PROBLEM => Find every line in the records that holds the string "бетона". Copy each one.
━━━ DATA EXCERPTS ━━━
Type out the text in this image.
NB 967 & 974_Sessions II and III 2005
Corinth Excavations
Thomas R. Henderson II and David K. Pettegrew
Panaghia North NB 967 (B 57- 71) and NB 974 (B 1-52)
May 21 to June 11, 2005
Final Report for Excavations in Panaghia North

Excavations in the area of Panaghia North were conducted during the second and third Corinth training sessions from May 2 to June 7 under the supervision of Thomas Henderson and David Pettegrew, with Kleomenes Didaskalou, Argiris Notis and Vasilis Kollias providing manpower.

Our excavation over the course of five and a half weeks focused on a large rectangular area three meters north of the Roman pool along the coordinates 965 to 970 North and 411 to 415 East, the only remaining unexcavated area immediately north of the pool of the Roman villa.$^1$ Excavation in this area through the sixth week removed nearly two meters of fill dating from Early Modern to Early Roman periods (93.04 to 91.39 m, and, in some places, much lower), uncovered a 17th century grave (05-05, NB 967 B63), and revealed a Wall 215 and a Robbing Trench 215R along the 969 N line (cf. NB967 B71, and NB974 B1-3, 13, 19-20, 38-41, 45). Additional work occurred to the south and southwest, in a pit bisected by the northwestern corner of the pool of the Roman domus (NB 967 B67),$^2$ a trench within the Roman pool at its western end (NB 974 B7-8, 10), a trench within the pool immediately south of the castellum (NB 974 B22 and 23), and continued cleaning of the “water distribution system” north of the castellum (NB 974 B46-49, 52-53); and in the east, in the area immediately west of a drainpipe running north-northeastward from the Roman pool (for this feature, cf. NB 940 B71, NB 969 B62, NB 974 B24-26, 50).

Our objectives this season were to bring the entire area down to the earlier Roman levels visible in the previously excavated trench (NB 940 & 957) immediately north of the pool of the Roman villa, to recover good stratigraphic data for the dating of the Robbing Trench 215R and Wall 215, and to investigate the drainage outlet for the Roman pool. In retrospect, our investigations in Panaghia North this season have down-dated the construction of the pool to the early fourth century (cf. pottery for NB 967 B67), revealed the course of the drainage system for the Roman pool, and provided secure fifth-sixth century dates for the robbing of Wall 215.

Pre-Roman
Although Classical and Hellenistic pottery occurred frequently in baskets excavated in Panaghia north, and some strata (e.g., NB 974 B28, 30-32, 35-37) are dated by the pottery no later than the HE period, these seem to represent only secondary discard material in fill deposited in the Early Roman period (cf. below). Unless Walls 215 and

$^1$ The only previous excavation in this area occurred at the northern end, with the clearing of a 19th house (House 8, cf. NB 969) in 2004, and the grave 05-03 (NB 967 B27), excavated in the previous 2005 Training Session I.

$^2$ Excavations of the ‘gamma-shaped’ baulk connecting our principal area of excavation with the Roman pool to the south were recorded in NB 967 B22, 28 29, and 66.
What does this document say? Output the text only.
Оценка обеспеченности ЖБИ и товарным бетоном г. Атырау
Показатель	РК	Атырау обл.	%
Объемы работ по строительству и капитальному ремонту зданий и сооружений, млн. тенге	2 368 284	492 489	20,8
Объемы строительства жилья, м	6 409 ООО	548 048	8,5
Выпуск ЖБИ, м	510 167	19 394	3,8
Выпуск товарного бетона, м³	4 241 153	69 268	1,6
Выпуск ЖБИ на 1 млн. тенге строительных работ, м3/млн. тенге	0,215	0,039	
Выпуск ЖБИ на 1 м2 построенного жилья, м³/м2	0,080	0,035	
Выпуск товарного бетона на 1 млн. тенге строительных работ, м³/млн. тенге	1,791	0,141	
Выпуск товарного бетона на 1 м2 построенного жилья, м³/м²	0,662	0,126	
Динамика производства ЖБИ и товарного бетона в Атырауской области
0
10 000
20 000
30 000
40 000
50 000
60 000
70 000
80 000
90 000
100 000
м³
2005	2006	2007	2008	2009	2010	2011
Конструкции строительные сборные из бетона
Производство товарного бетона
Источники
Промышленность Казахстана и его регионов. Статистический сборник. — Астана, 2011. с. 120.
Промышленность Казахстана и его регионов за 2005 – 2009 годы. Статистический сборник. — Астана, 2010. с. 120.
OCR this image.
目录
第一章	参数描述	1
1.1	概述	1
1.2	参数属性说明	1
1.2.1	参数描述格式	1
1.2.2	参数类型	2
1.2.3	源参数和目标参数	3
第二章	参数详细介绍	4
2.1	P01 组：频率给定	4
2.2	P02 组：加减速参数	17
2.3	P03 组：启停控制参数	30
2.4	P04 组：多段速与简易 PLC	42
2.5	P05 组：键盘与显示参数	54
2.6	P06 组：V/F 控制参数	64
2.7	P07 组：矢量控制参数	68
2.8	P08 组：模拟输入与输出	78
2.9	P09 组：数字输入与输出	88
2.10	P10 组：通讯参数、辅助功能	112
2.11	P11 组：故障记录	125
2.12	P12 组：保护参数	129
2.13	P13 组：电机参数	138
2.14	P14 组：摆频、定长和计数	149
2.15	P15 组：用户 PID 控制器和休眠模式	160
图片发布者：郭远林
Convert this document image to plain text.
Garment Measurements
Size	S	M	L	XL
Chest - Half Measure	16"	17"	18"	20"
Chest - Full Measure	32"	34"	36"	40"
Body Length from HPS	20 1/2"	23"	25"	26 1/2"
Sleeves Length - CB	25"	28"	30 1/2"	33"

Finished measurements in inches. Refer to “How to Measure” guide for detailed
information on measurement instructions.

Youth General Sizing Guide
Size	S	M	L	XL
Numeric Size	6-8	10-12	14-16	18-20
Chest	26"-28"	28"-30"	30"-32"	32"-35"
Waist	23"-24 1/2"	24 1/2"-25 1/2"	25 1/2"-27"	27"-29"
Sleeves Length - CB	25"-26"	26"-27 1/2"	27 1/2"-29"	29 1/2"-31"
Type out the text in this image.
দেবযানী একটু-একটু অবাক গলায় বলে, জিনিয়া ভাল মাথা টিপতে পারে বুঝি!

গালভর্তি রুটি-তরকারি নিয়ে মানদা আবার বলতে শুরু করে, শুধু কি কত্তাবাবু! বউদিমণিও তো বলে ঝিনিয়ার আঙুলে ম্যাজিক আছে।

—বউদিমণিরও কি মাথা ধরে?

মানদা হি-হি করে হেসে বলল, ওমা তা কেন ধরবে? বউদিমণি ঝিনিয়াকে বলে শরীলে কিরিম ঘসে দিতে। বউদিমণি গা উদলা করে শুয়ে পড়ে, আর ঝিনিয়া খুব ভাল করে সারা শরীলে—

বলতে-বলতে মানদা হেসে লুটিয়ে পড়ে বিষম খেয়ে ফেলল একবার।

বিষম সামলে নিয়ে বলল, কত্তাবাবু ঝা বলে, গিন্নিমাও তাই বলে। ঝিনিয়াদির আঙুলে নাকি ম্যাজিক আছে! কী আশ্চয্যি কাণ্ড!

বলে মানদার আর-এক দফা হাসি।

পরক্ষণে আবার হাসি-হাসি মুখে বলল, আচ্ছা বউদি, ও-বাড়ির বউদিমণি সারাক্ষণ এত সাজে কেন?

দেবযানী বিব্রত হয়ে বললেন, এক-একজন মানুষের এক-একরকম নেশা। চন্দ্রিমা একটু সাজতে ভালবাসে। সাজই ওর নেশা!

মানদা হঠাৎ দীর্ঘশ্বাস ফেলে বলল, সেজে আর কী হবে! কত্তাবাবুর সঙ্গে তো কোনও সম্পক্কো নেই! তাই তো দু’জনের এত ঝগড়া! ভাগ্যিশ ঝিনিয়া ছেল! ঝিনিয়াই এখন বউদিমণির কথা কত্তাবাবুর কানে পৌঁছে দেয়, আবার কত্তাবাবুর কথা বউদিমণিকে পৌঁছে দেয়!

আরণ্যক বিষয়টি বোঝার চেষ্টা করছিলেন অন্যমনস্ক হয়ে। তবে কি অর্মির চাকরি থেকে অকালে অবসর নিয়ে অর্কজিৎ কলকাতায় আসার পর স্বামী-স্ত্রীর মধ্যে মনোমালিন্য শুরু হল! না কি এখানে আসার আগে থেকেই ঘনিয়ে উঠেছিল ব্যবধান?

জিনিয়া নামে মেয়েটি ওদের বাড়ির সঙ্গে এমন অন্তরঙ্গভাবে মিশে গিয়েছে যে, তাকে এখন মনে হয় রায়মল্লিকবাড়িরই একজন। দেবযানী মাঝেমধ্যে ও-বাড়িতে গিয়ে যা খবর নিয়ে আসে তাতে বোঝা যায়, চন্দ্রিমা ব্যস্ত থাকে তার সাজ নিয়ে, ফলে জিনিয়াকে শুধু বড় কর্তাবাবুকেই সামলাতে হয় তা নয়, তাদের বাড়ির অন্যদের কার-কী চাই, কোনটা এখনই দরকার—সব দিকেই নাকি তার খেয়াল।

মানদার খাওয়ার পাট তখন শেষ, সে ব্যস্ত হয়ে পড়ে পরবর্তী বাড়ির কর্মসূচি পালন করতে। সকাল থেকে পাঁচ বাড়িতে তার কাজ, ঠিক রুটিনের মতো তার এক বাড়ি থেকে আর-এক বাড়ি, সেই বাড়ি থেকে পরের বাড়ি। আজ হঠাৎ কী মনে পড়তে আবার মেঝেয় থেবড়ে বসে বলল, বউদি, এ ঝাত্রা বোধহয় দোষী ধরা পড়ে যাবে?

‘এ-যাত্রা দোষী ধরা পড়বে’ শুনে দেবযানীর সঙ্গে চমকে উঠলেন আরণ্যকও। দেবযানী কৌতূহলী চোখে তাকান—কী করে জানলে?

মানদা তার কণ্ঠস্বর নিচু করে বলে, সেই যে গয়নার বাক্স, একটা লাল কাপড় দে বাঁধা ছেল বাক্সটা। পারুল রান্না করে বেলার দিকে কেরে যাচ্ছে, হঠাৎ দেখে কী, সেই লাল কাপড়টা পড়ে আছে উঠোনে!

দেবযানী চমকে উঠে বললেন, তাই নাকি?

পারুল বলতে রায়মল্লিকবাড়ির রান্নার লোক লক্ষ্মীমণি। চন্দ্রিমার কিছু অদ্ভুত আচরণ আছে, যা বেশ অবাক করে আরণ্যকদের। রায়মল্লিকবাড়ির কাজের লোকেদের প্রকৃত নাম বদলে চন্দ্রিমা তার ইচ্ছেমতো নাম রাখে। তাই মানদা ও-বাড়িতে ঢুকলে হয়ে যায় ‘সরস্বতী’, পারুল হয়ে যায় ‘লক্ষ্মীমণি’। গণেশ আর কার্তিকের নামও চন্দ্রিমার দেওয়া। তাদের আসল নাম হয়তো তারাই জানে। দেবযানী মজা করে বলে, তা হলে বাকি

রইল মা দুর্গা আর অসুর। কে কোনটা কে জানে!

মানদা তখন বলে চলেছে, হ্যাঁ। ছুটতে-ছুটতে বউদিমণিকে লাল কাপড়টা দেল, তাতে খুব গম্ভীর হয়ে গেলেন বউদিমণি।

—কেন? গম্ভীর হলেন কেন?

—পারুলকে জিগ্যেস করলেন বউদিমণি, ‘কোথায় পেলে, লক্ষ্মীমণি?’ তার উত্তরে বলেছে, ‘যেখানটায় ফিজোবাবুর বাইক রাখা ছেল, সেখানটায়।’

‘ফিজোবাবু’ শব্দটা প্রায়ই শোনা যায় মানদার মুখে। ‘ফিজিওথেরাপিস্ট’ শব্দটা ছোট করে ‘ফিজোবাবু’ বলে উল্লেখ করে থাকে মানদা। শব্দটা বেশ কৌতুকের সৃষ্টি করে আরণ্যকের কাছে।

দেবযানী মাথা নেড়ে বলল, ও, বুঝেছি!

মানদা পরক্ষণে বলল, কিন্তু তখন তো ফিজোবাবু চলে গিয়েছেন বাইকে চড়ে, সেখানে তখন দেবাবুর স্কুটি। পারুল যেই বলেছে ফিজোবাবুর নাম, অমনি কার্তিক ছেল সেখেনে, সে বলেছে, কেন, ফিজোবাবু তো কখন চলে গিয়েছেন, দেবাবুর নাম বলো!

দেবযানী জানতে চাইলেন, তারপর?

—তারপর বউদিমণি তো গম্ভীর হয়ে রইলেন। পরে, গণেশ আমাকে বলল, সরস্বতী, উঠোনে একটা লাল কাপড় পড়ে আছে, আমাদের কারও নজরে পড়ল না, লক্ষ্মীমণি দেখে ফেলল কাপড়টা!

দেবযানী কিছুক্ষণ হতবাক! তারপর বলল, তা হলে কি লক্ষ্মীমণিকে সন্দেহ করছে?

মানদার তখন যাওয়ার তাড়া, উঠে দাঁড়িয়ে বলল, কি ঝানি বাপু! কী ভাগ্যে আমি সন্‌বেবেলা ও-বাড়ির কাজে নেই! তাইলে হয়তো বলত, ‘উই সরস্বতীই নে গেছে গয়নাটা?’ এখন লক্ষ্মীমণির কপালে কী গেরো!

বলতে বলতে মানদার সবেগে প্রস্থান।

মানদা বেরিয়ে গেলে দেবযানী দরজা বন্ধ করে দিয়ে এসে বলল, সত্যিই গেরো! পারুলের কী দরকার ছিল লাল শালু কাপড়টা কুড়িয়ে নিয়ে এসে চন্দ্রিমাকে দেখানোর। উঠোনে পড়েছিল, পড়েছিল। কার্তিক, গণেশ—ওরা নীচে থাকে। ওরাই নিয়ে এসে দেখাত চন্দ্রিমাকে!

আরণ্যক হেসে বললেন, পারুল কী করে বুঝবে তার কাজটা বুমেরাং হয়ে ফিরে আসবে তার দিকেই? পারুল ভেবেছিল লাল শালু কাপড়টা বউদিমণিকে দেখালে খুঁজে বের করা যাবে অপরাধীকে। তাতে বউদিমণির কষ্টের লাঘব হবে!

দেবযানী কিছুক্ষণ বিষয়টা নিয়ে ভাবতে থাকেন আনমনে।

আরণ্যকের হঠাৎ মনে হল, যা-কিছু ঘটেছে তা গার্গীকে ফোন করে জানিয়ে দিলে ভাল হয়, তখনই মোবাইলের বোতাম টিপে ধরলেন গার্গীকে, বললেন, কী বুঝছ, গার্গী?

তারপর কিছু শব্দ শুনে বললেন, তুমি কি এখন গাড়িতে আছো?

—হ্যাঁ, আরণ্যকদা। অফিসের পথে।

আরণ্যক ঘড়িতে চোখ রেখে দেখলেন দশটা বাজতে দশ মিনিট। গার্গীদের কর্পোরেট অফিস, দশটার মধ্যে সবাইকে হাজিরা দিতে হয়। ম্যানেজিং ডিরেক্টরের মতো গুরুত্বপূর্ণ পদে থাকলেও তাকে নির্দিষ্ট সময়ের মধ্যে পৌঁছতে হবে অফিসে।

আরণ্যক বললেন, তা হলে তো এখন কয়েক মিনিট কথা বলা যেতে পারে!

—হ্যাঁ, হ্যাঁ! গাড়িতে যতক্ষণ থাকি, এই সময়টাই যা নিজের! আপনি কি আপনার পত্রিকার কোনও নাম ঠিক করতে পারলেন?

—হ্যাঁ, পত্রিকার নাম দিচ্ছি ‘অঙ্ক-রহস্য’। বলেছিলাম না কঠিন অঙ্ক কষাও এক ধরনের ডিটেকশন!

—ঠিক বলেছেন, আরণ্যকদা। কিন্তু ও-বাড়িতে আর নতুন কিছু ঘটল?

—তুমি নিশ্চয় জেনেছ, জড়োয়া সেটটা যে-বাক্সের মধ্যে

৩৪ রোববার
━━━
ANSWER =>
Выпуск товарного бетона, м³	4 241 153	69 268	1,6
Выпуск товарного бетона на 1 млн. тенге строительных работ, м³/млн. тенге	1,791	0,141	
Выпуск товарного бетона на 1 м2 построенного жилья, м³/м²	0,662	0,126	
Динамика производства ЖБИ и товарного бетона в Атырауской области
Конструкции строительные сборные из бетона
Производство товарного бетона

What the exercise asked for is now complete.